EXERCISE GOAL: All of the records that follow need to be copied word for word, without the pictures.

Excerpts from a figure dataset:

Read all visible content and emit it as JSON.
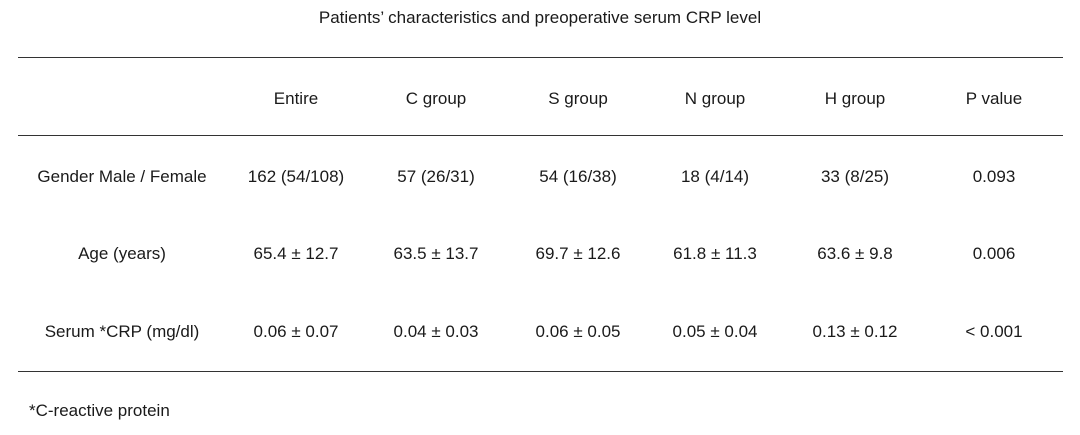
{
  "title": "Patients’ characteristics and preoperative serum CRP level",
  "table": {
    "headers": [
      "",
      "Entire",
      "C group",
      "S group",
      "N group",
      "H group",
      "P value"
    ],
    "rows": [
      {
        "label": "Gender Male / Female",
        "entire": "162 (54/108)",
        "c_group": "57 (26/31)",
        "s_group": "54 (16/38)",
        "n_group": "18 (4/14)",
        "h_group": "33 (8/25)",
        "p_value": "0.093"
      },
      {
        "label": "Age (years)",
        "entire": "65.4 ± 12.7",
        "c_group": "63.5 ± 13.7",
        "s_group": "69.7 ± 12.6",
        "n_group": "61.8 ± 11.3",
        "h_group": "63.6 ± 9.8",
        "p_value": "0.006"
      },
      {
        "label": "Serum *CRP (mg/dl)",
        "entire": "0.06 ± 0.07",
        "c_group": "0.04 ± 0.03",
        "s_group": "0.06 ± 0.05",
        "n_group": "0.05 ± 0.04",
        "h_group": "0.13 ± 0.12",
        "p_value": "< 0.001"
      }
    ]
  },
  "footnote": "*C-reactive protein"
}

OUTPUT FOR THIS TASK:
Read all visible content and emit it as JSON.
{
  "title": "Patients’ characteristics and preoperative serum CRP level",
  "table": {
    "headers": [
      "",
      "Entire",
      "C group",
      "S group",
      "N group",
      "H group",
      "P value"
    ],
    "rows": [
      {
        "label": "Gender Male / Female",
        "entire": "162 (54/108)",
        "c_group": "57 (26/31)",
        "s_group": "54 (16/38)",
        "n_group": "18 (4/14)",
        "h_group": "33 (8/25)",
        "p_value": "0.093"
      },
      {
        "label": "Age (years)",
        "entire": "65.4 ± 12.7",
        "c_group": "63.5 ± 13.7",
        "s_group": "69.7 ± 12.6",
        "n_group": "61.8 ± 11.3",
        "h_group": "63.6 ± 9.8",
        "p_value": "0.006"
      },
      {
        "label": "Serum *CRP (mg/dl)",
        "entire": "0.06 ± 0.07",
        "c_group": "0.04 ± 0.03",
        "s_group": "0.06 ± 0.05",
        "n_group": "0.05 ± 0.04",
        "h_group": "0.13 ± 0.12",
        "p_value": "< 0.001"
      }
    ]
  },
  "footnote": "*C-reactive protein"
}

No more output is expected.